Bring together all lines of the material below that contain the string "Hubert".
[START]
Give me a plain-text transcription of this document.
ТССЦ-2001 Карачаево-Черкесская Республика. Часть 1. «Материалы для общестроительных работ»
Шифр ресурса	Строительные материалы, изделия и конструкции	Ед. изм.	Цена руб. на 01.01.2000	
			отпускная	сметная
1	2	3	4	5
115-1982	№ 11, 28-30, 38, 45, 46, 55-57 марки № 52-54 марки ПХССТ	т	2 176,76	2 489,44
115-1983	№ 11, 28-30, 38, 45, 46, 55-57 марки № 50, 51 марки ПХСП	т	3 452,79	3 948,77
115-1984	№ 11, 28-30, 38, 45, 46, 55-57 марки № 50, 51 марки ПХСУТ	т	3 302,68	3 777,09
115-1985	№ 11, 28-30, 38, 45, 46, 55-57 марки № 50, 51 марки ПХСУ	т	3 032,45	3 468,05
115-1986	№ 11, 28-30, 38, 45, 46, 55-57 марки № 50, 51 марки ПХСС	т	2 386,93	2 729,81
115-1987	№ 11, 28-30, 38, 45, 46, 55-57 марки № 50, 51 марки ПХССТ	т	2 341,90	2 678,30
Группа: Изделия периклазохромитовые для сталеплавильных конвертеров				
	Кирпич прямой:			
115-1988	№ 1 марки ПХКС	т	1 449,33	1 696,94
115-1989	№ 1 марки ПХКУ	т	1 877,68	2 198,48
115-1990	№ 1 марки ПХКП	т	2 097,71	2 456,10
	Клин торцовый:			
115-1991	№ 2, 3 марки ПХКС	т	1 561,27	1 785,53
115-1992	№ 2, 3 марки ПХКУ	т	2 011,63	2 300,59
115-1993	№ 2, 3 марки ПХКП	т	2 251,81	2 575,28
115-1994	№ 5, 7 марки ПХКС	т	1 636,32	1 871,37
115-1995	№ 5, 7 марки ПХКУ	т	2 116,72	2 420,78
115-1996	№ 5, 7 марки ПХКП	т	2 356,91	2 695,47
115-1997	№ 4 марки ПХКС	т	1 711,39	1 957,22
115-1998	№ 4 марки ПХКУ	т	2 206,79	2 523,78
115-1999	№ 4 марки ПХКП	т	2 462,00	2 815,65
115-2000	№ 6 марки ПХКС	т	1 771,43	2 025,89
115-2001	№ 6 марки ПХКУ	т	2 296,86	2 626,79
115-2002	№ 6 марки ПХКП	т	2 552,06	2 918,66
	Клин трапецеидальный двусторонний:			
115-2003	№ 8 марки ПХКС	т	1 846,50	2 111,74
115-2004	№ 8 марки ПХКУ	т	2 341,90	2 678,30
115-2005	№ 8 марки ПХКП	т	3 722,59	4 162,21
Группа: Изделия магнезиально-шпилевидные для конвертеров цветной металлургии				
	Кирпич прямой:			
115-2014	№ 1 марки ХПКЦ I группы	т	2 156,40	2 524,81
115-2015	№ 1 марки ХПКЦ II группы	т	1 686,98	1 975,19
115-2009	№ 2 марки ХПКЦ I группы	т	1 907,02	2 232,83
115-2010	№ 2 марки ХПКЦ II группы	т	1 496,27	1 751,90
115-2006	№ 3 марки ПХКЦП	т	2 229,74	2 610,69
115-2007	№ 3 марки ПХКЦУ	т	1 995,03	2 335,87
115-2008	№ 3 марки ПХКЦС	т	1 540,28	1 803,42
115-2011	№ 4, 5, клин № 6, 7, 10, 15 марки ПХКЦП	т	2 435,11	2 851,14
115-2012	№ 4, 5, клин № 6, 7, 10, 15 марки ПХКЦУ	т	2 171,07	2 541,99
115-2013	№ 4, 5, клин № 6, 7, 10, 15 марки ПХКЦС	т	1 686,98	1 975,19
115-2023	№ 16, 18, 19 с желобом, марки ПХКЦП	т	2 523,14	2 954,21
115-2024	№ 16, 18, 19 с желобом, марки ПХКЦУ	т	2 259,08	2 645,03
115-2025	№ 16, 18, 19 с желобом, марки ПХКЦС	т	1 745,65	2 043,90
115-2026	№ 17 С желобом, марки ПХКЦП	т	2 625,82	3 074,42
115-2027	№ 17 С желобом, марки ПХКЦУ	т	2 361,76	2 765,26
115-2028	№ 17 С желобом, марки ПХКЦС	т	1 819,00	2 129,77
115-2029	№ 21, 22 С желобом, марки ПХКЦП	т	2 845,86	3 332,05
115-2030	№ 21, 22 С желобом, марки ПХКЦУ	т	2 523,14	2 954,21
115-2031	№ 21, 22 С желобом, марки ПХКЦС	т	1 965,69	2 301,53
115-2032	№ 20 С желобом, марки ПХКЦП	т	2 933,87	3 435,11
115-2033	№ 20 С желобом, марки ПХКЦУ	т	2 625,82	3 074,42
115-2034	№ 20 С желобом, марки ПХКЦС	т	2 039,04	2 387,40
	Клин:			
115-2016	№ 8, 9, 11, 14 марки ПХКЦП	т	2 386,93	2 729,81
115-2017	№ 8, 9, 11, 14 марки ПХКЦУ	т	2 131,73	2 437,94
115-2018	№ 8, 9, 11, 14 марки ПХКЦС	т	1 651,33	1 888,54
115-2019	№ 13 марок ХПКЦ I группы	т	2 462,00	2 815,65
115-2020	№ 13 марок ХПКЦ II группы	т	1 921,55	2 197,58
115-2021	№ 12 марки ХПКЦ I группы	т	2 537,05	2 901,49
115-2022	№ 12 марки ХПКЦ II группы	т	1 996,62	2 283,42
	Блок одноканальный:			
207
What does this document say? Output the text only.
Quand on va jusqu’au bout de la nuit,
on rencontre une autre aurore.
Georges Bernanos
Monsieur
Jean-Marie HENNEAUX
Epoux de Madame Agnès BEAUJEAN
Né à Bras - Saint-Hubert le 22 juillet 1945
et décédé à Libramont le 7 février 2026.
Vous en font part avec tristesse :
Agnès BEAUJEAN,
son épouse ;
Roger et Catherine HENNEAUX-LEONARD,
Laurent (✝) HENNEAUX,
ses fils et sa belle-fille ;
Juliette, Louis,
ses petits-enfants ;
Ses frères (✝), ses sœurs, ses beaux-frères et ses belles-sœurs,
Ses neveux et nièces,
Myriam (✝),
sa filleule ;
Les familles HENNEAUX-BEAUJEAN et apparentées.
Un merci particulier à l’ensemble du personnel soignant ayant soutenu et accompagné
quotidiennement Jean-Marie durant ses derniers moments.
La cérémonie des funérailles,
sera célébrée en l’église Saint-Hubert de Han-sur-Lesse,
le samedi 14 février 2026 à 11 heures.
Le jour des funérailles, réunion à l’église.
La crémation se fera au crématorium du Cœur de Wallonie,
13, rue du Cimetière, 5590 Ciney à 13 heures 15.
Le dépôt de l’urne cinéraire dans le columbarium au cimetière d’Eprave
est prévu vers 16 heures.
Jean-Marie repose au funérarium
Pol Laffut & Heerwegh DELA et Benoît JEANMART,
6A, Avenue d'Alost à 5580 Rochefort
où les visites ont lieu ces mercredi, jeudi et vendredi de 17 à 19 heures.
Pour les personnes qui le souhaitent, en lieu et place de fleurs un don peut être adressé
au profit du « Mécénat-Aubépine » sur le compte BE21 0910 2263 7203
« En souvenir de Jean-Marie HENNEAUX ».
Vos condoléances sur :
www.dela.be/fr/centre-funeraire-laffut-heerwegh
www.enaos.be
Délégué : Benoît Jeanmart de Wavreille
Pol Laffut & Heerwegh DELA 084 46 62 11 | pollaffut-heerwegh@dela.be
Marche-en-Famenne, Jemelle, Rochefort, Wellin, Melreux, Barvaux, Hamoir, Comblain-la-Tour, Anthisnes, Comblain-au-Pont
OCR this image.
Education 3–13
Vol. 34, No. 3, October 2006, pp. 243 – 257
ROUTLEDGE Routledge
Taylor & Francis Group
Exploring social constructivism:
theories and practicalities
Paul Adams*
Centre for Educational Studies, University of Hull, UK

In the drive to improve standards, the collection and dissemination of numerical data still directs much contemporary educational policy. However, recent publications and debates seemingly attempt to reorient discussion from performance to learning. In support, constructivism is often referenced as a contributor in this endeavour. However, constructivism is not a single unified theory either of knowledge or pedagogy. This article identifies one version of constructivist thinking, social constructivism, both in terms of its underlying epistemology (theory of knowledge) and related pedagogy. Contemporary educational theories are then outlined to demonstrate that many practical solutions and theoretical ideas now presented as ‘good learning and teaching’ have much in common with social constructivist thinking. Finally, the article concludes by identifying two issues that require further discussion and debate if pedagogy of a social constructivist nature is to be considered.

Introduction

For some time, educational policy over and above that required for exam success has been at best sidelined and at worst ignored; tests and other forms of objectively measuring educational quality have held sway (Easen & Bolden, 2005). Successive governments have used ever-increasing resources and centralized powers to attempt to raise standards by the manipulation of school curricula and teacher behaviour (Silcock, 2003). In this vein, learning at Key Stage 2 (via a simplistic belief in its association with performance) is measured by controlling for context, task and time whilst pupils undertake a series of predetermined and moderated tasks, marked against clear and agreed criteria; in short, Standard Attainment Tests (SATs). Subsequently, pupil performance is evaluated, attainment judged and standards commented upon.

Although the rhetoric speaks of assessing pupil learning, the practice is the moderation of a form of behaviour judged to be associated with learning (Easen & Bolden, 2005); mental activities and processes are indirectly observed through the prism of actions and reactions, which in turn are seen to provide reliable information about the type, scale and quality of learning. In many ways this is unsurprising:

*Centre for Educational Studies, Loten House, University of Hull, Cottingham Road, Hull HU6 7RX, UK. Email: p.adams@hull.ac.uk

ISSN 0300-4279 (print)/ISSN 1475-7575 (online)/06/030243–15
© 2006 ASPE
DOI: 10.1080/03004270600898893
[END]
Result of the task =>
Né à Bras - Saint-Hubert le 22 juillet 1945
sera célébrée en l’église Saint-Hubert de Han-sur-Lesse,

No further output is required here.